# Task instructions:
Could you extract every entry below and reproduce it exactly?

Dataset entries on figures:
* * * * * * * * *

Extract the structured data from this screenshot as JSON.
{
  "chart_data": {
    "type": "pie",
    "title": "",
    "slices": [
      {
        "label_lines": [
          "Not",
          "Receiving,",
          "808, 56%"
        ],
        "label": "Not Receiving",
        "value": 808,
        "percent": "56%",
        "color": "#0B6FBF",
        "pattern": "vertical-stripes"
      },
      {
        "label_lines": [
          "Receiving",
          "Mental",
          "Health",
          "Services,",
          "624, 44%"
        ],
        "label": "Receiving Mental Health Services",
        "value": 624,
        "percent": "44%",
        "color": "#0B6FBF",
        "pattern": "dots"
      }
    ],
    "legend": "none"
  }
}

* * * * * * * * *

# Finished task:
Extract the structured data from this screenshot as JSON.
{
  "chart_data": {
    "type": "pie",
    "title": "",
    "slices": [
      {
        "label_lines": [
          "Not",
          "Receiving,",
          "808, 56%"
        ],
        "label": "Not Receiving",
        "value": 808,
        "percent": "56%",
        "color": "#0B6FBF",
        "pattern": "vertical-stripes"
      },
      {
        "label_lines": [
          "Receiving",
          "Mental",
          "Health",
          "Services,",
          "624, 44%"
        ],
        "label": "Receiving Mental Health Services",
        "value": 624,
        "percent": "44%",
        "color": "#0B6FBF",
        "pattern": "dots"
      }
    ],
    "legend": "none"
  }
}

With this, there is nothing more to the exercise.